▸ **WHAT NEEDS TO BE DONE**: Retype the records that come next, word for word.

▸ **EXERCISE MATERIAL**:
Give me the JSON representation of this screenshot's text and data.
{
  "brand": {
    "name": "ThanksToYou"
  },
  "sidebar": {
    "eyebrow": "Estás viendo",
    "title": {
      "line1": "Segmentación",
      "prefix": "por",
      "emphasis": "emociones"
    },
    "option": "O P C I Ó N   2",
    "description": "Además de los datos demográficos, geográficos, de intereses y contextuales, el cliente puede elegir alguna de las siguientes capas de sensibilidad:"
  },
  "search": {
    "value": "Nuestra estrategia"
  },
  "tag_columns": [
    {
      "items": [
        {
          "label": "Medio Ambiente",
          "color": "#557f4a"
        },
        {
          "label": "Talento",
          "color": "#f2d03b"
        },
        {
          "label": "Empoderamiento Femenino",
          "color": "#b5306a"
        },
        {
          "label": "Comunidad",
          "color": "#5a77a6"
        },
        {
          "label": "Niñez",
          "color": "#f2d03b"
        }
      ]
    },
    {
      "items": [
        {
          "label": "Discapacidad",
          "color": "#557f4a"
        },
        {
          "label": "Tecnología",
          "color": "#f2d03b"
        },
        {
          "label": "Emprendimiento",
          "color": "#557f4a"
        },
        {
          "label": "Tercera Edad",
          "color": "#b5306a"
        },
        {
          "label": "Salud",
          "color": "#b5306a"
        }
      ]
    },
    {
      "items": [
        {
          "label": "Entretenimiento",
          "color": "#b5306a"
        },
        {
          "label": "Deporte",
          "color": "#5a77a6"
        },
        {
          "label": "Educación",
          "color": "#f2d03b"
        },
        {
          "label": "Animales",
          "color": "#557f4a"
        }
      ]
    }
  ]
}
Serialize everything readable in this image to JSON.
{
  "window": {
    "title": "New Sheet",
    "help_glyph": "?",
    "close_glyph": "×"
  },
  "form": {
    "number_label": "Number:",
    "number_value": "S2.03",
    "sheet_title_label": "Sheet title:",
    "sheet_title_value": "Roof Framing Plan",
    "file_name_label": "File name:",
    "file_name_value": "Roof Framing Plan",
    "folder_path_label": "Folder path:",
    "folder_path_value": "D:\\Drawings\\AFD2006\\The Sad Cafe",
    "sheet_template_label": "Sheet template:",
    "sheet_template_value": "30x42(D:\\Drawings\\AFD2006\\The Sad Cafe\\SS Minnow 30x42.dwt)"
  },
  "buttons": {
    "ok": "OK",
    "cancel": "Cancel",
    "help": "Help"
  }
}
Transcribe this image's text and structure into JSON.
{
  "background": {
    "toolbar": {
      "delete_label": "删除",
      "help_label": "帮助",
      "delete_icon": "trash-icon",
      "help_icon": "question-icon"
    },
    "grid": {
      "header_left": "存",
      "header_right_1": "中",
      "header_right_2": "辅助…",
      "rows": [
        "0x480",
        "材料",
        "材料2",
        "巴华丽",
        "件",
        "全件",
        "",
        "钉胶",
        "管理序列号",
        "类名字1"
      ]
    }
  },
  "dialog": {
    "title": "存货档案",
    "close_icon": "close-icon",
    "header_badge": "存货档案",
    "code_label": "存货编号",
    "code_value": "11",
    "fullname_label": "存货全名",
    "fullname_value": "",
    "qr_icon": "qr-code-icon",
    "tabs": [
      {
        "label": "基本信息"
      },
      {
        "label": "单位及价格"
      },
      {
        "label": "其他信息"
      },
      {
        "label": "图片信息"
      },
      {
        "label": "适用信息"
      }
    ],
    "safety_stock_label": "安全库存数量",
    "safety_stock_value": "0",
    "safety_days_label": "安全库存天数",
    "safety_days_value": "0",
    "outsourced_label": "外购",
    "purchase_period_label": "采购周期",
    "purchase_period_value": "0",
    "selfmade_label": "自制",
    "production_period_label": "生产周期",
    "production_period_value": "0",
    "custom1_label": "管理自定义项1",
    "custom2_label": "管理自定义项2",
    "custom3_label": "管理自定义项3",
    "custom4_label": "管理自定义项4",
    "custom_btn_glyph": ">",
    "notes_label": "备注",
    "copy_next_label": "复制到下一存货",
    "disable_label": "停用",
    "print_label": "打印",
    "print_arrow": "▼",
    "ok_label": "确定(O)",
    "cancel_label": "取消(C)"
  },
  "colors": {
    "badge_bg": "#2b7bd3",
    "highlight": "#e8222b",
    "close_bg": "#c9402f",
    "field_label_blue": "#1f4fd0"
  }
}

▸ **RESULT OF THE TASK**:
Give me the JSON representation of this screenshot's text and data.
{
  "brand": {
    "name": "ThanksToYou"
  },
  "sidebar": {
    "eyebrow": "Estás viendo",
    "title": {
      "line1": "Segmentación",
      "prefix": "por",
      "emphasis": "emociones"
    },
    "option": "O P C I Ó N   2",
    "description": "Además de los datos demográficos, geográficos, de intereses y contextuales, el cliente puede elegir alguna de las siguientes capas de sensibilidad:"
  },
  "search": {
    "value": "Nuestra estrategia"
  },
  "tag_columns": [
    {
      "items": [
        {
          "label": "Medio Ambiente",
          "color": "#557f4a"
        },
        {
          "label": "Talento",
          "color": "#f2d03b"
        },
        {
          "label": "Empoderamiento Femenino",
          "color": "#b5306a"
        },
        {
          "label": "Comunidad",
          "color": "#5a77a6"
        },
        {
          "label": "Niñez",
          "color": "#f2d03b"
        }
      ]
    },
    {
      "items": [
        {
          "label": "Discapacidad",
          "color": "#557f4a"
        },
        {
          "label": "Tecnología",
          "color": "#f2d03b"
        },
        {
          "label": "Emprendimiento",
          "color": "#557f4a"
        },
        {
          "label": "Tercera Edad",
          "color": "#b5306a"
        },
        {
          "label": "Salud",
          "color": "#b5306a"
        }
      ]
    },
    {
      "items": [
        {
          "label": "Entretenimiento",
          "color": "#b5306a"
        },
        {
          "label": "Deporte",
          "color": "#5a77a6"
        },
        {
          "label": "Educación",
          "color": "#f2d03b"
        },
        {
          "label": "Animales",
          "color": "#557f4a"
        }
      ]
    }
  ]
}
Serialize everything readable in this image to JSON.
{
  "window": {
    "title": "New Sheet",
    "help_glyph": "?",
    "close_glyph": "×"
  },
  "form": {
    "number_label": "Number:",
    "number_value": "S2.03",
    "sheet_title_label": "Sheet title:",
    "sheet_title_value": "Roof Framing Plan",
    "file_name_label": "File name:",
    "file_name_value": "Roof Framing Plan",
    "folder_path_label": "Folder path:",
    "folder_path_value": "D:\\Drawings\\AFD2006\\The Sad Cafe",
    "sheet_template_label": "Sheet template:",
    "sheet_template_value": "30x42(D:\\Drawings\\AFD2006\\The Sad Cafe\\SS Minnow 30x42.dwt)"
  },
  "buttons": {
    "ok": "OK",
    "cancel": "Cancel",
    "help": "Help"
  }
}
Transcribe this image's text and structure into JSON.
{
  "background": {
    "toolbar": {
      "delete_label": "删除",
      "help_label": "帮助",
      "delete_icon": "trash-icon",
      "help_icon": "question-icon"
    },
    "grid": {
      "header_left": "存",
      "header_right_1": "中",
      "header_right_2": "辅助…",
      "rows": [
        "0x480",
        "材料",
        "材料2",
        "巴华丽",
        "件",
        "全件",
        "",
        "钉胶",
        "管理序列号",
        "类名字1"
      ]
    }
  },
  "dialog": {
    "title": "存货档案",
    "close_icon": "close-icon",
    "header_badge": "存货档案",
    "code_label": "存货编号",
    "code_value": "11",
    "fullname_label": "存货全名",
    "fullname_value": "",
    "qr_icon": "qr-code-icon",
    "tabs": [
      {
        "label": "基本信息"
      },
      {
        "label": "单位及价格"
      },
      {
        "label": "其他信息"
      },
      {
        "label": "图片信息"
      },
      {
        "label": "适用信息"
      }
    ],
    "safety_stock_label": "安全库存数量",
    "safety_stock_value": "0",
    "safety_days_label": "安全库存天数",
    "safety_days_value": "0",
    "outsourced_label": "外购",
    "purchase_period_label": "采购周期",
    "purchase_period_value": "0",
    "selfmade_label": "自制",
    "production_period_label": "生产周期",
    "production_period_value": "0",
    "custom1_label": "管理自定义项1",
    "custom2_label": "管理自定义项2",
    "custom3_label": "管理自定义项3",
    "custom4_label": "管理自定义项4",
    "custom_btn_glyph": ">",
    "notes_label": "备注",
    "copy_next_label": "复制到下一存货",
    "disable_label": "停用",
    "print_label": "打印",
    "print_arrow": "▼",
    "ok_label": "确定(O)",
    "cancel_label": "取消(C)"
  },
  "colors": {
    "badge_bg": "#2b7bd3",
    "highlight": "#e8222b",
    "close_bg": "#c9402f",
    "field_label_blue": "#1f4fd0"
  }
}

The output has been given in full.